[Records about charts and figures]
* Start *
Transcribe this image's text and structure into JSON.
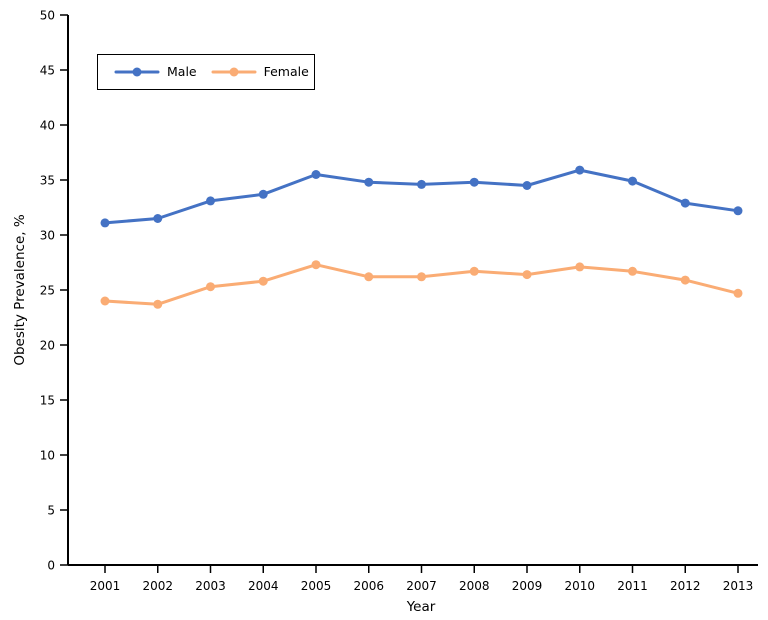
{
  "chart_data": {
    "type": "line",
    "title": "",
    "xlabel": "Year",
    "ylabel": "Obesity Prevalence, %",
    "ylim": [
      0,
      50
    ],
    "ytick_step": 5,
    "grid": false,
    "legend_position": "top-left",
    "categories": [
      "2001",
      "2002",
      "2003",
      "2004",
      "2005",
      "2006",
      "2007",
      "2008",
      "2009",
      "2010",
      "2011",
      "2012",
      "2013"
    ],
    "series": [
      {
        "name": "Male",
        "color": "#4472C4",
        "values": [
          31.1,
          31.5,
          33.1,
          33.7,
          35.5,
          34.8,
          34.6,
          34.8,
          34.5,
          35.9,
          34.9,
          32.9,
          32.2
        ]
      },
      {
        "name": "Female",
        "color": "#FAAC74",
        "values": [
          24.0,
          23.7,
          25.3,
          25.8,
          27.3,
          26.2,
          26.2,
          26.7,
          26.4,
          27.1,
          26.7,
          25.9,
          24.7
        ]
      }
    ]
  }
}
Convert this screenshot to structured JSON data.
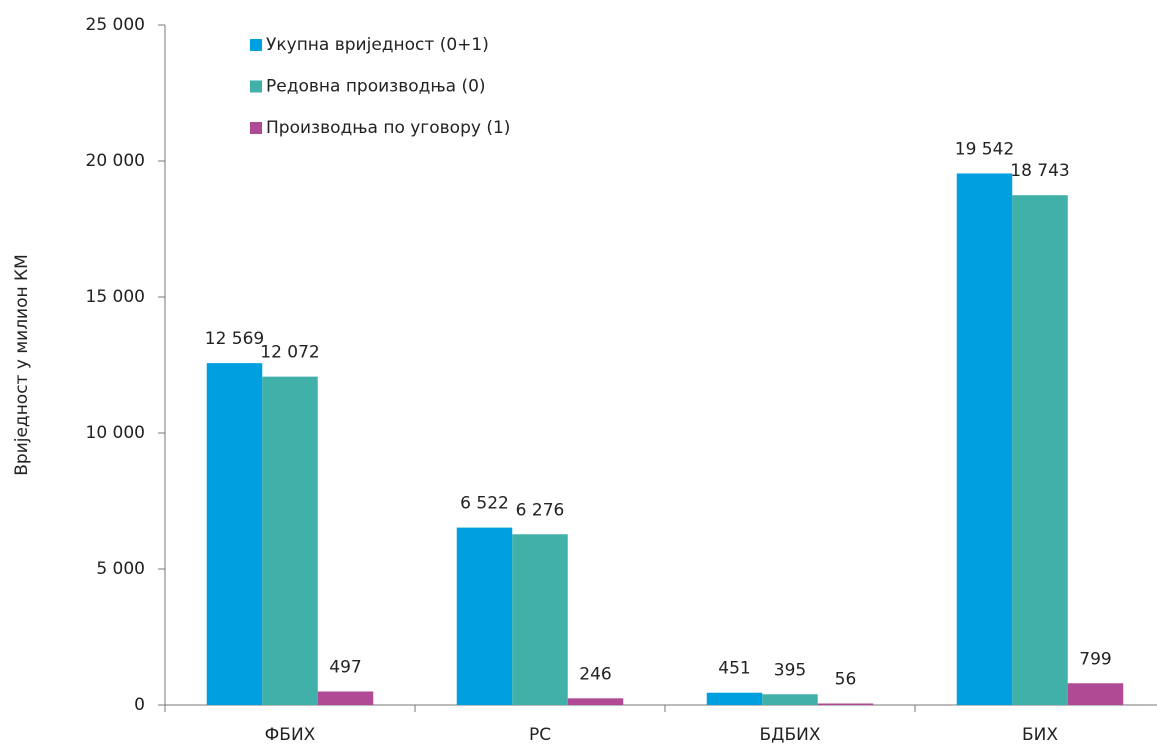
{
  "chart_data": {
    "type": "bar",
    "y_label": "Вриједност у милион КМ",
    "categories": [
      "ФБИХ",
      "РС",
      "БДБИХ",
      "БИХ"
    ],
    "series": [
      {
        "name": "Укупна вриједност (0+1)",
        "color": "#009fe0",
        "values": [
          12569,
          6522,
          451,
          19542
        ],
        "value_labels": [
          "12 569",
          "6 522",
          "451",
          "19 542"
        ]
      },
      {
        "name": "Редовна производња (0)",
        "color": "#41b0a9",
        "values": [
          12072,
          6276,
          395,
          18743
        ],
        "value_labels": [
          "12 072",
          "6 276",
          "395",
          "18 743"
        ]
      },
      {
        "name": "Производња по уговору (1)",
        "color": "#b04a94",
        "values": [
          497,
          246,
          56,
          799
        ],
        "value_labels": [
          "497",
          "246",
          "56",
          "799"
        ]
      }
    ],
    "ylim": [
      0,
      25000
    ],
    "yticks": [
      0,
      {
        "value": 5000,
        "label": "5 000"
      },
      {
        "value": 10000,
        "label": "10 000"
      },
      {
        "value": 15000,
        "label": "15 000"
      },
      {
        "value": 20000,
        "label": "20 000"
      },
      {
        "value": 25000,
        "label": "25 000"
      }
    ],
    "grid": false
  }
}
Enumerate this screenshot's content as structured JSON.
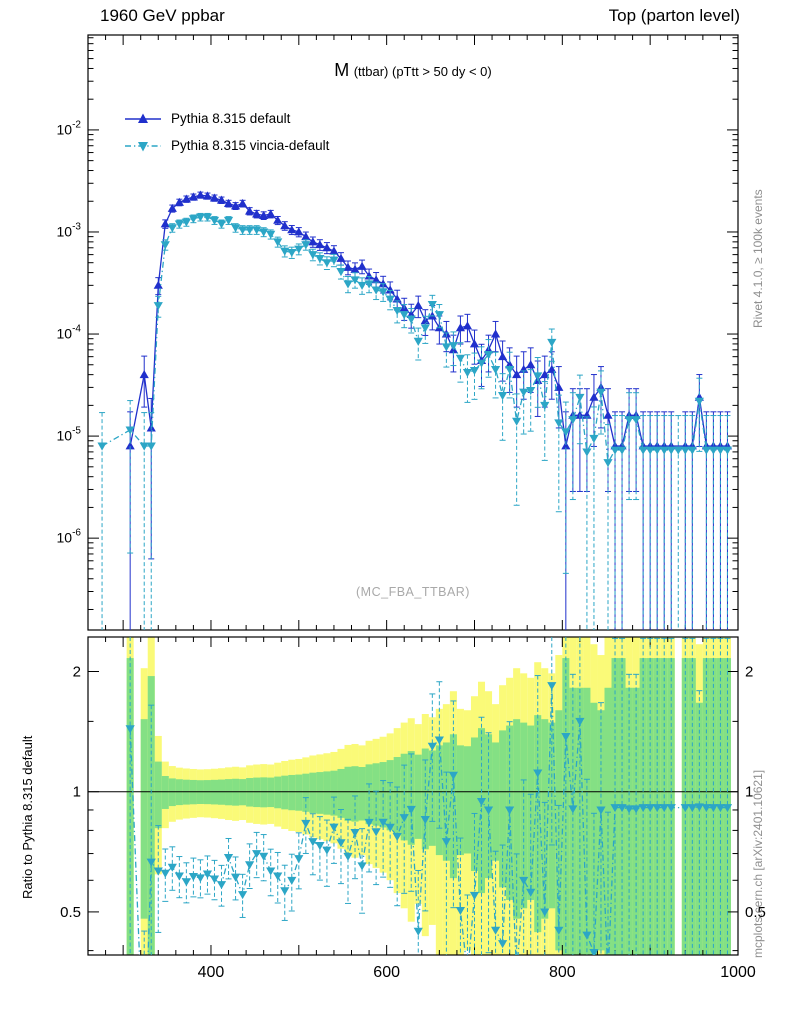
{
  "header": {
    "left": "1960 GeV ppbar",
    "right": "Top (parton level)"
  },
  "annotations": {
    "rivet_version": "Rivet 4.1.0, ≥ 100k events",
    "mcplots_citation": "mcplots.cern.ch [arXiv:2401.10621]",
    "watermark": "(MC_FBA_TTBAR)"
  },
  "chart_data": {
    "type": "line",
    "title": "M (ttbar) (pTtt > 50 dy < 0)",
    "title_main": "M",
    "title_rest": "(ttbar) (pTtt > 50 dy < 0)",
    "xlabel": "",
    "ylabel": "",
    "ratio_ylabel": "Ratio to Pythia 8.315 default",
    "legend_position": "top-left",
    "grid": false,
    "x_range": [
      260,
      1000
    ],
    "x_ticks_labeled": [
      400,
      600,
      800,
      1000
    ],
    "y_scale": "log",
    "y_log_range": [
      -6.9,
      -1.07
    ],
    "y_tick_exponents": [
      -2,
      -3,
      -4,
      -5,
      -6
    ],
    "ratio_scale": "log",
    "ratio_range": [
      0.39,
      2.44
    ],
    "ratio_ticks": [
      0.5,
      1,
      2
    ],
    "ratio_minor_ticks": [
      0.4,
      0.6,
      0.7,
      0.8,
      0.9,
      1.5
    ],
    "ratio_reference": 1,
    "bin_width": 8,
    "band_colors": {
      "inner": "#84e084",
      "outer": "#fafa78"
    },
    "x": [
      268,
      276,
      284,
      292,
      300,
      308,
      316,
      324,
      332,
      340,
      348,
      356,
      364,
      372,
      380,
      388,
      396,
      404,
      412,
      420,
      428,
      436,
      444,
      452,
      460,
      468,
      476,
      484,
      492,
      500,
      508,
      516,
      524,
      532,
      540,
      548,
      556,
      564,
      572,
      580,
      588,
      596,
      604,
      612,
      620,
      628,
      636,
      644,
      652,
      660,
      668,
      676,
      684,
      692,
      700,
      708,
      716,
      724,
      732,
      740,
      748,
      756,
      764,
      772,
      780,
      788,
      796,
      804,
      812,
      820,
      828,
      836,
      844,
      852,
      860,
      868,
      876,
      884,
      892,
      900,
      908,
      916,
      924,
      932,
      940,
      948,
      956,
      964,
      972,
      980,
      988,
      996
    ],
    "series": [
      {
        "name": "Pythia 8.315 default",
        "color": "#2030cc",
        "marker": "triangle-up",
        "line": "solid",
        "values": [
          null,
          null,
          null,
          null,
          null,
          8e-06,
          null,
          4e-05,
          1.2e-05,
          0.0003,
          0.0012,
          0.0017,
          0.00195,
          0.0021,
          0.0022,
          0.0023,
          0.00225,
          0.00215,
          0.00205,
          0.0019,
          0.0018,
          0.0019,
          0.0016,
          0.0015,
          0.00145,
          0.0015,
          0.0013,
          0.00115,
          0.00105,
          0.001,
          0.0009,
          0.0008,
          0.00075,
          0.0007,
          0.00065,
          0.00055,
          0.00045,
          0.00043,
          0.00046,
          0.00037,
          0.00034,
          0.00031,
          0.00027,
          0.00022,
          0.00018,
          0.000155,
          0.00019,
          0.000135,
          0.00015,
          0.000115,
          0.0001,
          7e-05,
          0.000115,
          0.00012,
          8e-05,
          5.5e-05,
          7e-05,
          0.0001,
          6e-05,
          5e-05,
          4e-05,
          4.5e-05,
          5e-05,
          3.5e-05,
          4e-05,
          4.5e-05,
          3e-05,
          8e-06,
          1.6e-05,
          1.6e-05,
          1.6e-05,
          2.4e-05,
          3e-05,
          1.6e-05,
          8e-06,
          8e-06,
          1.6e-05,
          1.6e-05,
          8e-06,
          8e-06,
          8e-06,
          8e-06,
          8e-06,
          null,
          8e-06,
          8e-06,
          2.4e-05,
          8e-06,
          8e-06,
          8e-06,
          8e-06,
          null
        ]
      },
      {
        "name": "Pythia 8.315 vincia-default",
        "color": "#2ca6c6",
        "marker": "triangle-down",
        "line": "dashdot",
        "values": [
          null,
          8e-06,
          null,
          null,
          null,
          1.15e-05,
          null,
          8e-06,
          8e-06,
          0.00019,
          0.00075,
          0.0011,
          0.0012,
          0.00125,
          0.00135,
          0.0014,
          0.0014,
          0.0013,
          0.0012,
          0.0013,
          0.0011,
          0.00105,
          0.00105,
          0.00105,
          0.001,
          0.00095,
          0.0008,
          0.00065,
          0.00063,
          0.00068,
          0.00075,
          0.0006,
          0.00055,
          0.0005,
          0.00053,
          0.00041,
          0.00031,
          0.00034,
          0.0003,
          0.00031,
          0.00027,
          0.00026,
          0.00022,
          0.00017,
          0.000155,
          0.00014,
          8.5e-05,
          0.000115,
          0.000195,
          0.000155,
          7.5e-05,
          7.7e-05,
          5.8e-05,
          4.2e-05,
          4.4e-05,
          5.2e-05,
          6.3e-05,
          4.5e-05,
          2.5e-05,
          4.5e-05,
          1.4e-05,
          2.7e-05,
          2.8e-05,
          3.9e-05,
          2e-05,
          8.3e-05,
          1.35e-05,
          1.1e-05,
          1.45e-05,
          2.4e-05,
          7e-06,
          9.5e-06,
          2.7e-05,
          5.5e-06,
          7.3e-06,
          7.3e-06,
          1.45e-05,
          1.45e-05,
          7.3e-06,
          7.3e-06,
          7.3e-06,
          7.3e-06,
          7.3e-06,
          7.3e-06,
          7.3e-06,
          7.3e-06,
          2.2e-05,
          7.3e-06,
          7.3e-06,
          7.3e-06,
          7.3e-06,
          null
        ]
      }
    ]
  }
}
* End *
### Challenge
Pick out every line above that contains the word "name" and copy it.

### Result for this exercise
        "name": "Male",
        "name": "Female",
        "name": "Укупна вриједност (0+1)",
        "name": "Редовна производња (0)",
        "name": "Производња по уговору (1)",
        "name": "Pythia 8.315 default",
        "name": "Pythia 8.315 vincia-default",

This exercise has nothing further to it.